◆ **Stated task**
Collect the lines of the entries where "icon" shows up.

◆ **Material supplied**
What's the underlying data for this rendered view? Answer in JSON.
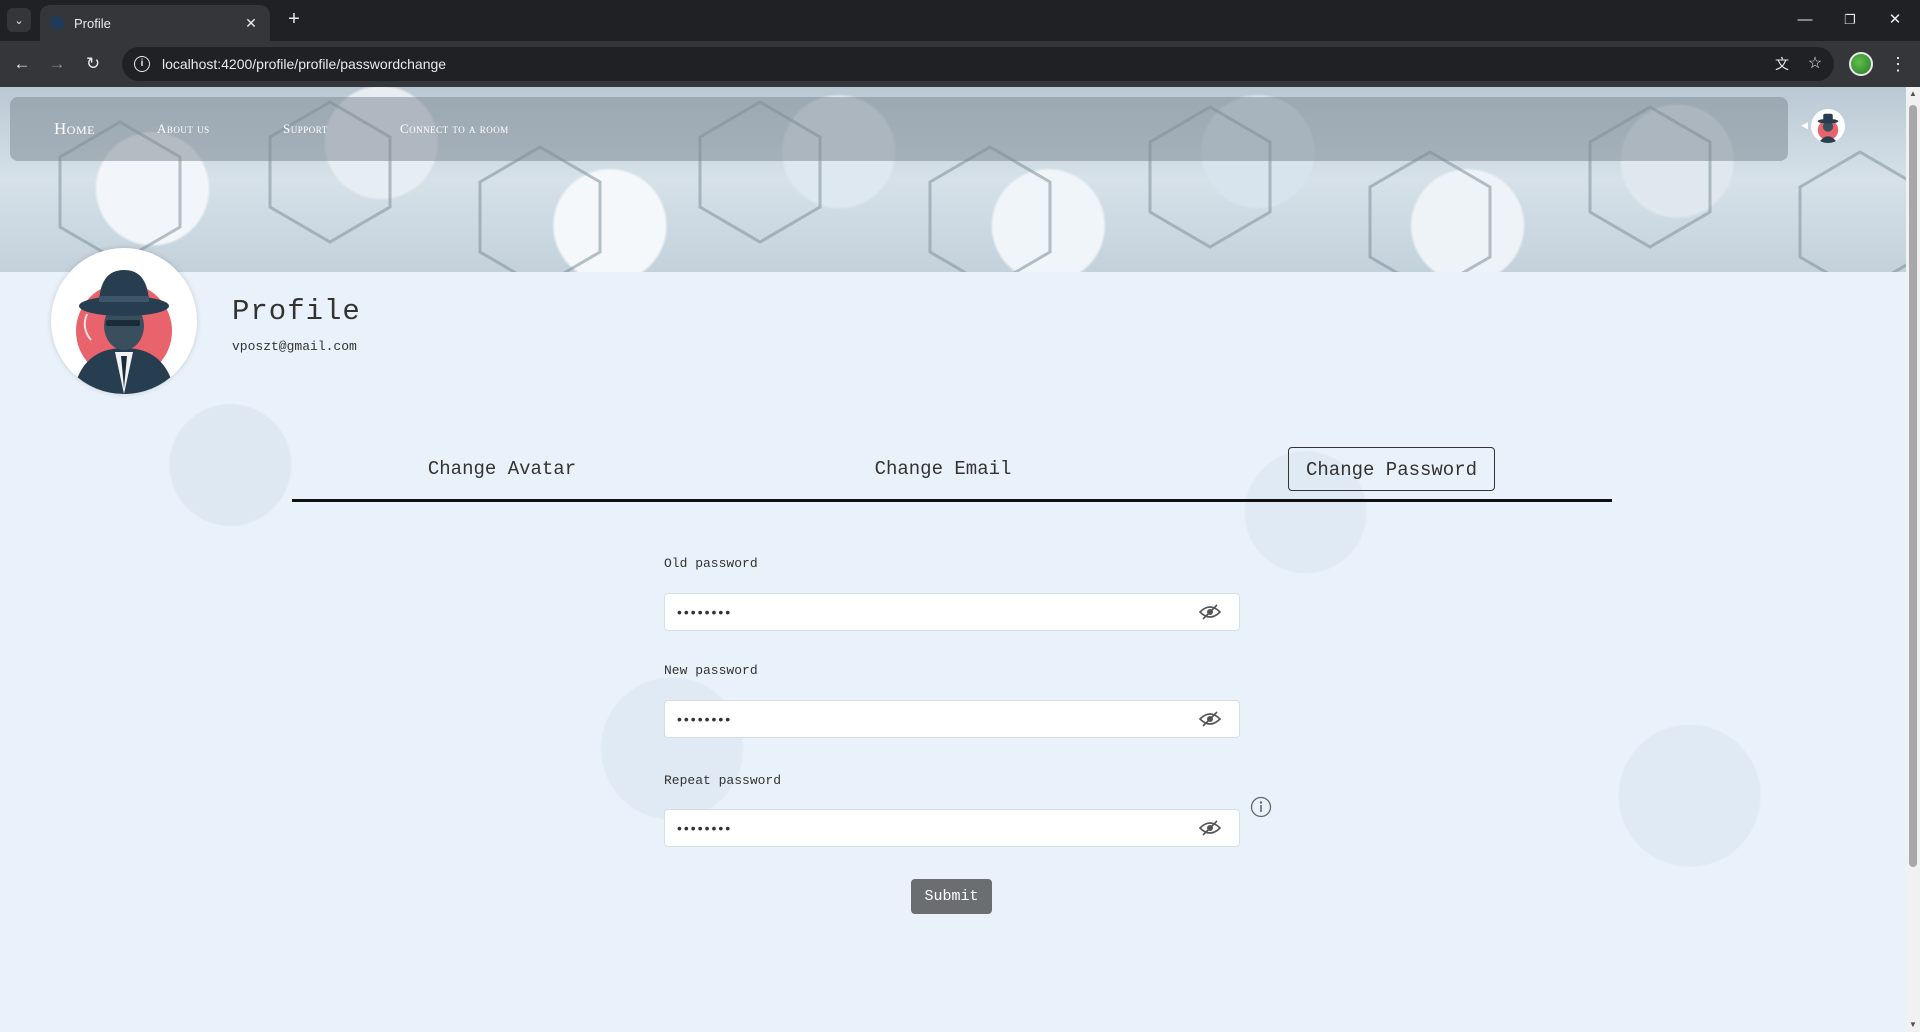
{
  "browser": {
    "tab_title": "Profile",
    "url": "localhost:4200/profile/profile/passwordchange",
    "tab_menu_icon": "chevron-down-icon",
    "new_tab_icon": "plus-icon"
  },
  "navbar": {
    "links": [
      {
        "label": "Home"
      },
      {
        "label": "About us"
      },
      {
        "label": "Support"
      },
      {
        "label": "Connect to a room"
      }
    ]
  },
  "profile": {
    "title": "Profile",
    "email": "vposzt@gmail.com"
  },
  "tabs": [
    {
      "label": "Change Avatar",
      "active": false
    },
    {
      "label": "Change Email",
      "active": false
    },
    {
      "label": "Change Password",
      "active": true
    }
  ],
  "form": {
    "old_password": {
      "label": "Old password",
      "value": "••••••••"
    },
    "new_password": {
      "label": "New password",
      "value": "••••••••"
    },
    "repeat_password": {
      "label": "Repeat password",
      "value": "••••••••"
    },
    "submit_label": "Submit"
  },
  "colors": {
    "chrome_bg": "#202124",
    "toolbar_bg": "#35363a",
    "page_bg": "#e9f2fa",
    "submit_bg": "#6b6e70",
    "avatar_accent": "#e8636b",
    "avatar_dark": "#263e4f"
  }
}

...

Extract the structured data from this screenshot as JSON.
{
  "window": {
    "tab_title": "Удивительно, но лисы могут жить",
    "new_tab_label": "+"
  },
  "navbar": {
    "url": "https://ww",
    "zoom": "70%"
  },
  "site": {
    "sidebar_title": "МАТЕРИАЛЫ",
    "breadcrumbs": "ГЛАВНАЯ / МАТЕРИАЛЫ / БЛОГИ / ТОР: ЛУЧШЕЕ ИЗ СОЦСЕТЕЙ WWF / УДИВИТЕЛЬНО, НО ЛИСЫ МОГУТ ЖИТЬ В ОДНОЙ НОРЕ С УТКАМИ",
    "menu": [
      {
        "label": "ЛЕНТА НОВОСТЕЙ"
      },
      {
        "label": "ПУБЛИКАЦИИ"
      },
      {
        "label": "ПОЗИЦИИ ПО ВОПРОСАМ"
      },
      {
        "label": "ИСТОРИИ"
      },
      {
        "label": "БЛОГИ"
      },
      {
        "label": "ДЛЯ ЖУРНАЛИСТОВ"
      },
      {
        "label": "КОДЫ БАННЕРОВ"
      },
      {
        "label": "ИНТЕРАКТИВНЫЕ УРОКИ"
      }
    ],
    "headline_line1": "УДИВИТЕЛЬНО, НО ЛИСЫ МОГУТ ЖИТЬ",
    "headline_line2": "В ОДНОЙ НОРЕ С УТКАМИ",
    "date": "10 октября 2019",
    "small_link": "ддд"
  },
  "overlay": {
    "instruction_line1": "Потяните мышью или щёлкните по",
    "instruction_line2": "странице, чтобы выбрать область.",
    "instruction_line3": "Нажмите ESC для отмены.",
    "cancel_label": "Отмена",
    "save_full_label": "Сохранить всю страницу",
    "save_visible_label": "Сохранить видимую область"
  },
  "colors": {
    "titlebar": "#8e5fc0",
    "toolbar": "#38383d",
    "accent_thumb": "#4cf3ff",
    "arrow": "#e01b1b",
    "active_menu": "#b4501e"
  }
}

--

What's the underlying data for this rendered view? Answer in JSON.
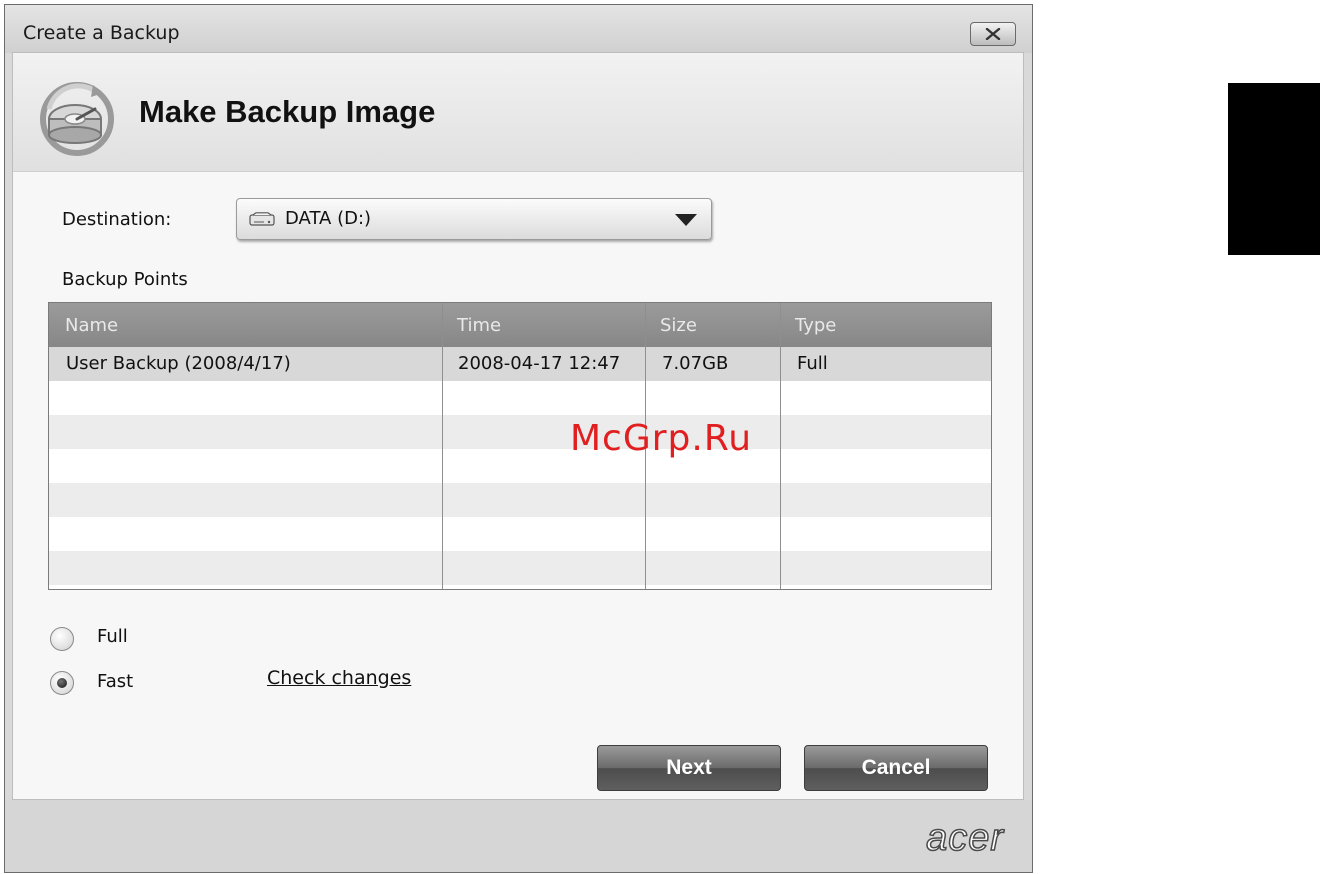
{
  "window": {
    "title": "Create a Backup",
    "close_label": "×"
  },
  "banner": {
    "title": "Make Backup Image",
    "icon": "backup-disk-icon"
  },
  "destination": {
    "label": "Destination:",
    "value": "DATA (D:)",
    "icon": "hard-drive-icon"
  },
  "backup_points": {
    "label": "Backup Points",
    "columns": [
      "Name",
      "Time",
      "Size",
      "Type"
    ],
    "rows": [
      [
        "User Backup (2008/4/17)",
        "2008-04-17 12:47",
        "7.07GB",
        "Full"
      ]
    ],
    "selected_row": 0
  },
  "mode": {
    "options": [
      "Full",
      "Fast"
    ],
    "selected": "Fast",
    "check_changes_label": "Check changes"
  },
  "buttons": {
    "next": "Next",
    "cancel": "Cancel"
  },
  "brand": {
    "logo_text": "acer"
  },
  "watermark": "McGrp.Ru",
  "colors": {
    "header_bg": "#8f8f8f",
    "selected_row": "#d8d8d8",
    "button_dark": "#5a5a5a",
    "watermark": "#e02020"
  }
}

◆ **Reply**
    "tab_menu_icon": "chevron-down-icon",
    "new_tab_icon": "plus-icon"
    "icon": "backup-disk-icon"
    "icon": "hard-drive-icon"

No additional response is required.